_Vorliegender Text_:
Der Reichsminister der Finanzen begründete in eingehenden Ausführungen die Notwendigkeit, die dem Reichstag vorliegenden Gesetzentwürfe über die Aufwertung, den Finanzausgleich, die verschiedenen Steuern sowie die Zollvorlage und die Etatsgesetze noch vor dem Beginn der großen Sommerpause der Reichstagsberatungen zu erledigen.

[320] Staatssekretär Dr. Popitz ergänzte diese Ausführungen insbesondere hinsichtlich der Steuergesetze. Er erklärte es für notwendig, den Reichstag bis zum Ende des Juli zusammenzuhalten.

In eingehender Aussprache ergab sich Einstimmigkeit darüber, daß es notwendig sei, den Regierungsparteien die Geschäftslage eingehend darzulegen und sie zu veranlassen, bis zur Verabschiedung sämtlicher Gesetze zusammenzubleiben. Von einer längeren Unterbrechung der Beratungen durch Vertagung des Plenums soll abgesehen, dagegen soll der Versuch gemacht werden zu erreichen, daß Ausschüsse gleichzeitig nebeneinander tagen und daß die Beratungen um 10 Uhr beginnen und bis 2 Uhr täglich fortgesetzt werden, während das Plenum in der Regel erst nachmittags um 3 oder 4 Uhr beginnen solle. Den Regierungsparteien soll ferner mitgeteilt werden, daß die Reichsregierung es nicht ertragen könne, daß hinsichtlich der Umsatzsteuer bindende Beschlüsse gefaßt würden, ehe feststehe, wie die Einnahme- und Ausgabeseite des Etats sich gestalten werde. Diese Besprechung soll am 9. Juni vormittags 11 Uhr im Reichstagsgebäude stattfinden. Die Reichskanzlei wurde mit der Einladung beauftragt1.

Daten zu Layoutkoordinaten

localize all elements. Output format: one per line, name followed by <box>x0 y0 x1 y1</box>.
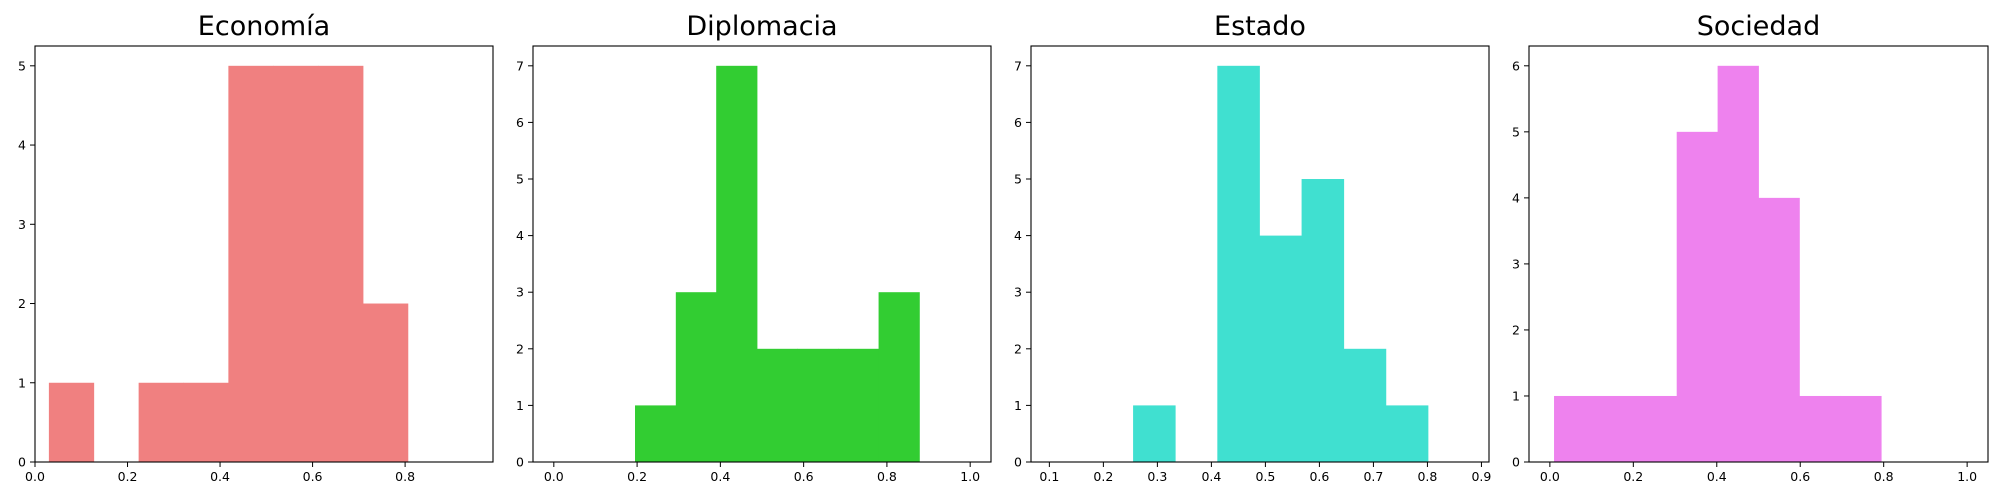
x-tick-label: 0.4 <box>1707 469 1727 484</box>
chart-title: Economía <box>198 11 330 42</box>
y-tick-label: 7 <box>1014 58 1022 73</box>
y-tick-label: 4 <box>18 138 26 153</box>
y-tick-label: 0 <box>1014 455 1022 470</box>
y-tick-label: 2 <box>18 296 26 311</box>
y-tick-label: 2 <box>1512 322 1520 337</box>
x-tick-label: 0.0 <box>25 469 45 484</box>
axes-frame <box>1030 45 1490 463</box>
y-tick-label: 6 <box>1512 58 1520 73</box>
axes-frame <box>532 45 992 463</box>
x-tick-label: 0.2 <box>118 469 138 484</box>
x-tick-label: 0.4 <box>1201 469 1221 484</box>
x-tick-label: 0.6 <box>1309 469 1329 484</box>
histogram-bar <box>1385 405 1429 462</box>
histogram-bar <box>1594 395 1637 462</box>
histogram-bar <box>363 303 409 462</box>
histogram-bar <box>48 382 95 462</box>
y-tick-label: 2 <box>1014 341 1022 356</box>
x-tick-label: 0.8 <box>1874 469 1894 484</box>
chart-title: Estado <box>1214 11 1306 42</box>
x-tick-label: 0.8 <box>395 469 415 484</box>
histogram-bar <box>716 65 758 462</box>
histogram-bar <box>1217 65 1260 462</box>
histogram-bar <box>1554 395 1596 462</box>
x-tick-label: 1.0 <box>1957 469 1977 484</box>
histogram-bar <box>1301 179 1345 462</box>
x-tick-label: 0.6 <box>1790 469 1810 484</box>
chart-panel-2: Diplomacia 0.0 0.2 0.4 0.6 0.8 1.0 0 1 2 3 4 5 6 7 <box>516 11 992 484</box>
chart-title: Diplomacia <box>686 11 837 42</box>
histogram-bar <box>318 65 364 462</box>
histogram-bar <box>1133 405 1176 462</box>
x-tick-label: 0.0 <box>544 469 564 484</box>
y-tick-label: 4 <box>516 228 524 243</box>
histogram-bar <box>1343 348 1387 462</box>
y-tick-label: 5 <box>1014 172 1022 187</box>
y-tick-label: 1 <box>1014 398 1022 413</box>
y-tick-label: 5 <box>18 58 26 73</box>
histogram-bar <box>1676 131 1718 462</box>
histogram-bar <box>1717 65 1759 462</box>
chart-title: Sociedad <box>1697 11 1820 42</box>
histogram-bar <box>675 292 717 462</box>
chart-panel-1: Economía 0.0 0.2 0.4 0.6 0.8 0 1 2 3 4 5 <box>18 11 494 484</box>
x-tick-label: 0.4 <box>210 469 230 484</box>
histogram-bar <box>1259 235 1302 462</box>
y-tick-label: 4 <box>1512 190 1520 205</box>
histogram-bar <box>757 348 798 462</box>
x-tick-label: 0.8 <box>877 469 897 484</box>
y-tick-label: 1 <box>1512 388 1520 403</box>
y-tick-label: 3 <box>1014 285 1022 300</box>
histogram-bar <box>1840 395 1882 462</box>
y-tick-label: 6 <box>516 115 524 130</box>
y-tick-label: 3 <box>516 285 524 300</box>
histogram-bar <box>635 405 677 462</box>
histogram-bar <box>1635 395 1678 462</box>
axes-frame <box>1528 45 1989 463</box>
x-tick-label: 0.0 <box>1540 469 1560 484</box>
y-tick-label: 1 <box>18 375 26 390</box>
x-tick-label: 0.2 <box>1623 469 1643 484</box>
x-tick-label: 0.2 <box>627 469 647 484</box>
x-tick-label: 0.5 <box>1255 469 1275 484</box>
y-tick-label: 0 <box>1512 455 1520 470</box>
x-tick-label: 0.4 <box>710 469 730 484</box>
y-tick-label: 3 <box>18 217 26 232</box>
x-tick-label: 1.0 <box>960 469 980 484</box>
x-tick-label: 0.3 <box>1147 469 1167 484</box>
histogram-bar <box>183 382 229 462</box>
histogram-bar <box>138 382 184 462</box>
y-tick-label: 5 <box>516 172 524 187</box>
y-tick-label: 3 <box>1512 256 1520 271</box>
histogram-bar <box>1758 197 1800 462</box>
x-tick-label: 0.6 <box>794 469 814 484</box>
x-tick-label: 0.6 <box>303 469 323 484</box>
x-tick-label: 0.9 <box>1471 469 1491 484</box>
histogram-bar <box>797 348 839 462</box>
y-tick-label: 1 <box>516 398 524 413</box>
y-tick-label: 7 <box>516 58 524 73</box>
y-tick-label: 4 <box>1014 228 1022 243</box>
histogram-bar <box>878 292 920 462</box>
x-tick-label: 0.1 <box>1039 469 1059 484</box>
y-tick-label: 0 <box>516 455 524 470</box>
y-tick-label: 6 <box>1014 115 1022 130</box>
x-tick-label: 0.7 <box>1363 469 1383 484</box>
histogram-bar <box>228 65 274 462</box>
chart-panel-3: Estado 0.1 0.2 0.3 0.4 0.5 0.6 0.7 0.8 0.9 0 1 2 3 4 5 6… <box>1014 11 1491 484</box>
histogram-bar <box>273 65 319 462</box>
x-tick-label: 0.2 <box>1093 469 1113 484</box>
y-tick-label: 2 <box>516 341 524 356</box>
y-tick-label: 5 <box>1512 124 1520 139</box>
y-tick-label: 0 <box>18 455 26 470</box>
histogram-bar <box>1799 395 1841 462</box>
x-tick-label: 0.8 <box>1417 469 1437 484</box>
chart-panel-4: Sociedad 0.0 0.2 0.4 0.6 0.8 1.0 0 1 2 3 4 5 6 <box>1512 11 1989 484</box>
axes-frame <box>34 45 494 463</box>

_Deine Aufgabe_: Setze den Text über die Erledigung der Finanzgesetze vor der Sommerpause des Reichstags im Anschluss an seinen letzten Satz fort.

_Antwort zur Aufgabe_:
1

Über diese Besprechung in den Akten nichts ermittelt. Eine weitere diesbez. Beratung, an der unter Vorsitz Luthers die RM v. Schlieben und Schiele sowie Vertreter sämtlicher Koalitionsparteien teilnehmen, findet am 8. 7. statt. Es wird ein parlamentarischer Arbeitsplan vereinbart, der die Verabschiedung der Aufwertungsgesetze durch den RT und die Erledigung der Zoll- und Steuervorlagen durch die RT-Ausschüsse bis 18. 7. vorsieht (Beschlußprotokoll vom 9. 7. in R 43 I /2397 , Bl. 52 f.). Eine entsprechende Mitteilung übersendet der RK am 9. 7. an den RT-Präs. (Vermerk Luthers in R 43 I /2397 , Bl. 51).

Der Reichswehrminister wies auf die Notwendigkeit hin, die Vorbereitungen zur Beantwortung der Entwaffnungsnote2 auf das äußerste zu beschleunigen. Er schlug vor, der Interalliierten Militär- und Kontrollkommission mitzuteilen, daß für den Geschäftsverkehr über die Beantwortung der Note in der Person des Generals von Pawelsz ein allgemein Bevollmächtigter bestellt sei3, und die Interallierte Militär- und Kontrollkommission aufzufordern, diesem möglichst umgehend das Material zu übermitteln, das der Note zu Grunde gelegen habe4.

2

S. Dok. Nr. 96, dort bes. Anm. 1.

3

Zur Bestellung des Generals v. Pawelsz zum Leiter der Verhandlungen mit der IMKK s. Dok. Nr. 112, dort auch Anm. 4.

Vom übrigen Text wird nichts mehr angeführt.